** START GIVEN DATA **

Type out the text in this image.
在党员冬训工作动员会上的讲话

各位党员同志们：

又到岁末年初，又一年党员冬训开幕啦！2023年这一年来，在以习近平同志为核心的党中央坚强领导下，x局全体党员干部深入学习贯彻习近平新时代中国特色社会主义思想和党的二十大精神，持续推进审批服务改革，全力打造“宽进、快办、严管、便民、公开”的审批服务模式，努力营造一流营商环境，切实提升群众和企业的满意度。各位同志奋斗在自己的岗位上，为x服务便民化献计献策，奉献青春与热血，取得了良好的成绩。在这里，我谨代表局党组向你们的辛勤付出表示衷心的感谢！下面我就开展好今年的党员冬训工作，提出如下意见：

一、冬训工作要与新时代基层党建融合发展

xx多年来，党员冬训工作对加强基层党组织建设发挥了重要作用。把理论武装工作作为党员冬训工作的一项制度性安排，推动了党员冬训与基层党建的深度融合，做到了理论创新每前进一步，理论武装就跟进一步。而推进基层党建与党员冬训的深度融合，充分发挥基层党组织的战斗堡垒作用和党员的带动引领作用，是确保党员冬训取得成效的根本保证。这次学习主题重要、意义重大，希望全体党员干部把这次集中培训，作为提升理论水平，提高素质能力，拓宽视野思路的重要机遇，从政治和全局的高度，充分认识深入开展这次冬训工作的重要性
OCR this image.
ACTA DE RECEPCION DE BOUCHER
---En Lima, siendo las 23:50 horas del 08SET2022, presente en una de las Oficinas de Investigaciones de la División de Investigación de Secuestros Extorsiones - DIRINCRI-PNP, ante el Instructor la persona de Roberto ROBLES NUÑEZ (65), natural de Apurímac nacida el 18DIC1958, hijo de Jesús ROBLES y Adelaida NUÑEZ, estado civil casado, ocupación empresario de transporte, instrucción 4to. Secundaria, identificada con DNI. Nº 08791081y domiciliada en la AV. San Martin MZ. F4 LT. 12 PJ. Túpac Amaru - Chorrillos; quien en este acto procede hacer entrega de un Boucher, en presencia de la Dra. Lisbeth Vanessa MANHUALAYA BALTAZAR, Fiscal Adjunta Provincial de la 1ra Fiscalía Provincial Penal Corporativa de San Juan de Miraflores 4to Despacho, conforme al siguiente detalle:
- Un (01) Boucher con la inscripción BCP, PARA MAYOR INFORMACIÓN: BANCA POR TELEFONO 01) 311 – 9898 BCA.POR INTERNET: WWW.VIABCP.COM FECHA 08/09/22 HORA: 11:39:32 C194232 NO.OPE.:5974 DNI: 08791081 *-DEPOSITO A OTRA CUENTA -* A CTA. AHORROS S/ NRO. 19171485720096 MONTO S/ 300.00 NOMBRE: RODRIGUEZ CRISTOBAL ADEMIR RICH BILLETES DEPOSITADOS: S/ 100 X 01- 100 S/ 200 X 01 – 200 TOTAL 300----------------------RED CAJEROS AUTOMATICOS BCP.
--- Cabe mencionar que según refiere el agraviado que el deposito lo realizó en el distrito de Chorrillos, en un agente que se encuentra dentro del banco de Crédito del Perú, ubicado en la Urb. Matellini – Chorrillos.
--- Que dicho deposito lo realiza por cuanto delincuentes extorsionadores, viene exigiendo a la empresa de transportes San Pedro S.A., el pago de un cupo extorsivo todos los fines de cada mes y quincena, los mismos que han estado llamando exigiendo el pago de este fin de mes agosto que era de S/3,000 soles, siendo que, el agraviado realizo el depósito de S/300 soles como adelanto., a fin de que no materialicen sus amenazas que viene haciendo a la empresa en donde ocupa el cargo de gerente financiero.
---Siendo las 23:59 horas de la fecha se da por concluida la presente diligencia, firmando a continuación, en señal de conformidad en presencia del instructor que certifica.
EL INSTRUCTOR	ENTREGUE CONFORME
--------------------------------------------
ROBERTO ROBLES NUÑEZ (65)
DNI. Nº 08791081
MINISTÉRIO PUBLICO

** END GIVEN DATA **

- **EXERCISE OBJECTIVE**
Restate the data above word for word, please.

- **OUTPUT**
Type out the text in this image.
在党员冬训工作动员会上的讲话

各位党员同志们：

又到岁末年初，又一年党员冬训开幕啦！2023年这一年来，在以习近平同志为核心的党中央坚强领导下，x局全体党员干部深入学习贯彻习近平新时代中国特色社会主义思想和党的二十大精神，持续推进审批服务改革，全力打造“宽进、快办、严管、便民、公开”的审批服务模式，努力营造一流营商环境，切实提升群众和企业的满意度。各位同志奋斗在自己的岗位上，为x服务便民化献计献策，奉献青春与热血，取得了良好的成绩。在这里，我谨代表局党组向你们的辛勤付出表示衷心的感谢！下面我就开展好今年的党员冬训工作，提出如下意见：

一、冬训工作要与新时代基层党建融合发展

xx多年来，党员冬训工作对加强基层党组织建设发挥了重要作用。把理论武装工作作为党员冬训工作的一项制度性安排，推动了党员冬训与基层党建的深度融合，做到了理论创新每前进一步，理论武装就跟进一步。而推进基层党建与党员冬训的深度融合，充分发挥基层党组织的战斗堡垒作用和党员的带动引领作用，是确保党员冬训取得成效的根本保证。这次学习主题重要、意义重大，希望全体党员干部把这次集中培训，作为提升理论水平，提高素质能力，拓宽视野思路的重要机遇，从政治和全局的高度，充分认识深入开展这次冬训工作的重要性
OCR this image.
ACTA DE RECEPCION DE BOUCHER
---En Lima, siendo las 23:50 horas del 08SET2022, presente en una de las Oficinas de Investigaciones de la División de Investigación de Secuestros Extorsiones - DIRINCRI-PNP, ante el Instructor la persona de Roberto ROBLES NUÑEZ (65), natural de Apurímac nacida el 18DIC1958, hijo de Jesús ROBLES y Adelaida NUÑEZ, estado civil casado, ocupación empresario de transporte, instrucción 4to. Secundaria, identificada con DNI. Nº 08791081y domiciliada en la AV. San Martin MZ. F4 LT. 12 PJ. Túpac Amaru - Chorrillos; quien en este acto procede hacer entrega de un Boucher, en presencia de la Dra. Lisbeth Vanessa MANHUALAYA BALTAZAR, Fiscal Adjunta Provincial de la 1ra Fiscalía Provincial Penal Corporativa de San Juan de Miraflores 4to Despacho, conforme al siguiente detalle:
- Un (01) Boucher con la inscripción BCP, PARA MAYOR INFORMACIÓN: BANCA POR TELEFONO 01) 311 – 9898 BCA.POR INTERNET: WWW.VIABCP.COM FECHA 08/09/22 HORA: 11:39:32 C194232 NO.OPE.:5974 DNI: 08791081 *-DEPOSITO A OTRA CUENTA -* A CTA. AHORROS S/ NRO. 19171485720096 MONTO S/ 300.00 NOMBRE: RODRIGUEZ CRISTOBAL ADEMIR RICH BILLETES DEPOSITADOS: S/ 100 X 01- 100 S/ 200 X 01 – 200 TOTAL 300----------------------RED CAJEROS AUTOMATICOS BCP.
--- Cabe mencionar que según refiere el agraviado que el deposito lo realizó en el distrito de Chorrillos, en un agente que se encuentra dentro del banco de Crédito del Perú, ubicado en la Urb. Matellini – Chorrillos.
--- Que dicho deposito lo realiza por cuanto delincuentes extorsionadores, viene exigiendo a la empresa de transportes San Pedro S.A., el pago de un cupo extorsivo todos los fines de cada mes y quincena, los mismos que han estado llamando exigiendo el pago de este fin de mes agosto que era de S/3,000 soles, siendo que, el agraviado realizo el depósito de S/300 soles como adelanto., a fin de que no materialicen sus amenazas que viene haciendo a la empresa en donde ocupa el cargo de gerente financiero.
---Siendo las 23:59 horas de la fecha se da por concluida la presente diligencia, firmando a continuación, en señal de conformidad en presencia del instructor que certifica.
EL INSTRUCTOR	ENTREGUE CONFORME
--------------------------------------------
ROBERTO ROBLES NUÑEZ (65)
DNI. Nº 08791081
MINISTÉRIO PUBLICO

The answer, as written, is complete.